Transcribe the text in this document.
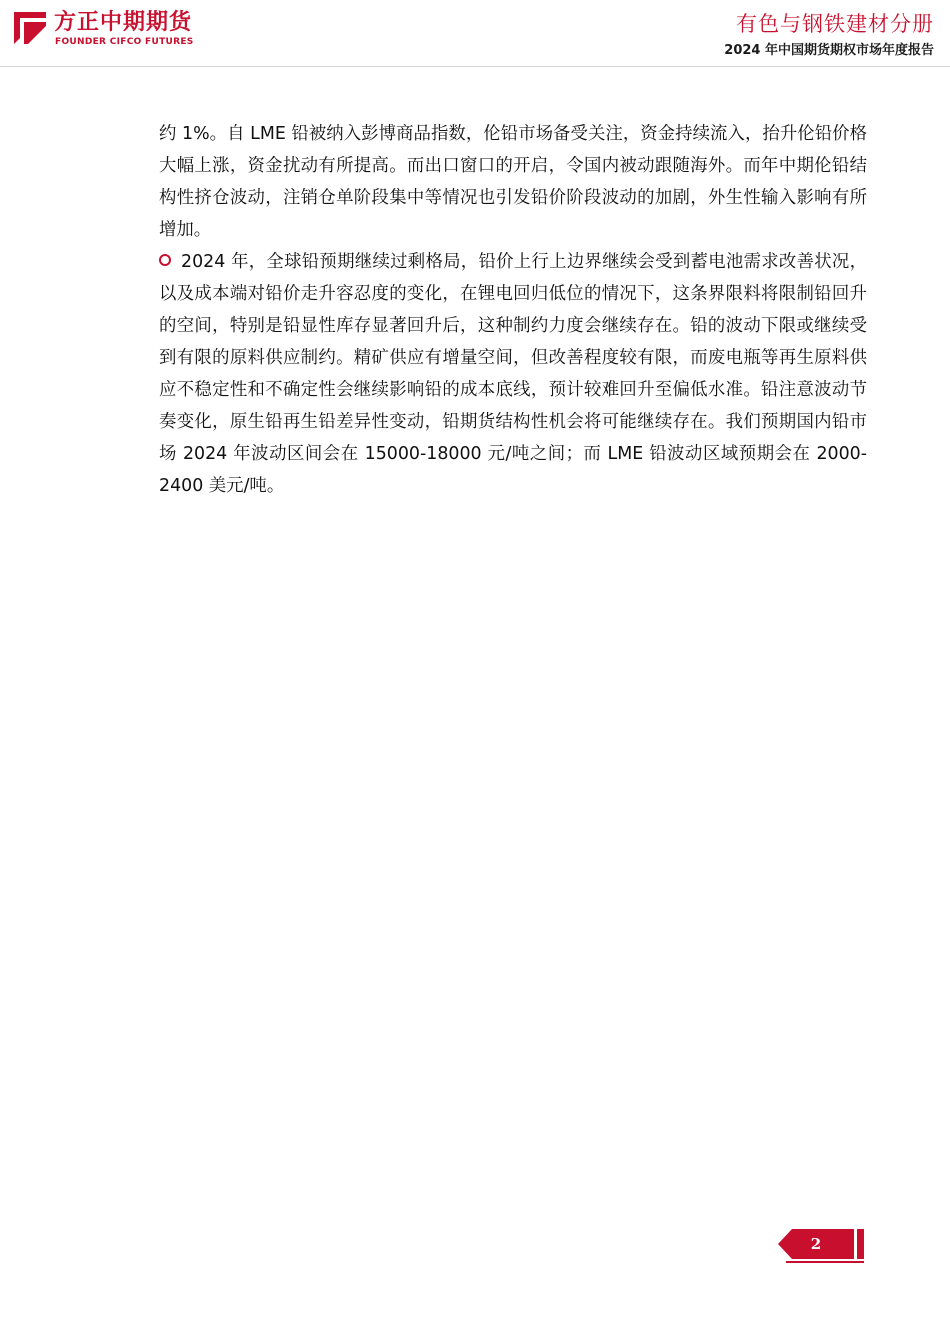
方正中期期货
FOUNDER CIFCO FUTURES
有色与钢铁建材分册
2024 年中国期货期权市场年度报告

约 1%。自 LME 铅被纳入彭博商品指数，伦铅市场备受关注，资金持续流入，抬升伦铅价格大幅上涨，资金扰动有所提高。而出口窗口的开启，令国内被动跟随海外。而年中期伦铅结构性挤仓波动，注销仓单阶段集中等情况也引发铅价阶段波动的加剧，外生性输入影响有所增加。

2024 年，全球铅预期继续过剩格局，铅价上行上边界继续会受到蓄电池需求改善状况，以及成本端对铅价走升容忍度的变化，在锂电回归低位的情况下，这条界限料将限制铅回升的空间，特别是铅显性库存显著回升后，这种制约力度会继续存在。铅的波动下限或继续受到有限的原料供应制约。精矿供应有增量空间，但改善程度较有限，而废电瓶等再生原料供应不稳定性和不确定性会继续影响铅的成本底线，预计较难回升至偏低水准。铅注意波动节奏变化，原生铅再生铅差异性变动，铅期货结构性机会将可能继续存在。我们预期国内铅市场 2024 年波动区间会在 15000-18000 元/吨之间；而 LME 铅波动区域预期会在 2000-2400 美元/吨。

2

___

WHAT THE TASK REQUIRES » Restate the whole listing above exactly, except for its images.

RESULT OF THIS EXERCISE »
Transcribe the text in this document.
方正中期期货
FOUNDER CIFCO FUTURES
有色与钢铁建材分册
2024 年中国期货期权市场年度报告

约 1%。自 LME 铅被纳入彭博商品指数，伦铅市场备受关注，资金持续流入，抬升伦铅价格大幅上涨，资金扰动有所提高。而出口窗口的开启，令国内被动跟随海外。而年中期伦铅结构性挤仓波动，注销仓单阶段集中等情况也引发铅价阶段波动的加剧，外生性输入影响有所增加。

2024 年，全球铅预期继续过剩格局，铅价上行上边界继续会受到蓄电池需求改善状况，以及成本端对铅价走升容忍度的变化，在锂电回归低位的情况下，这条界限料将限制铅回升的空间，特别是铅显性库存显著回升后，这种制约力度会继续存在。铅的波动下限或继续受到有限的原料供应制约。精矿供应有增量空间，但改善程度较有限，而废电瓶等再生原料供应不稳定性和不确定性会继续影响铅的成本底线，预计较难回升至偏低水准。铅注意波动节奏变化，原生铅再生铅差异性变动，铅期货结构性机会将可能继续存在。我们预期国内铅市场 2024 年波动区间会在 15000-18000 元/吨之间；而 LME 铅波动区域预期会在 2000-2400 美元/吨。

2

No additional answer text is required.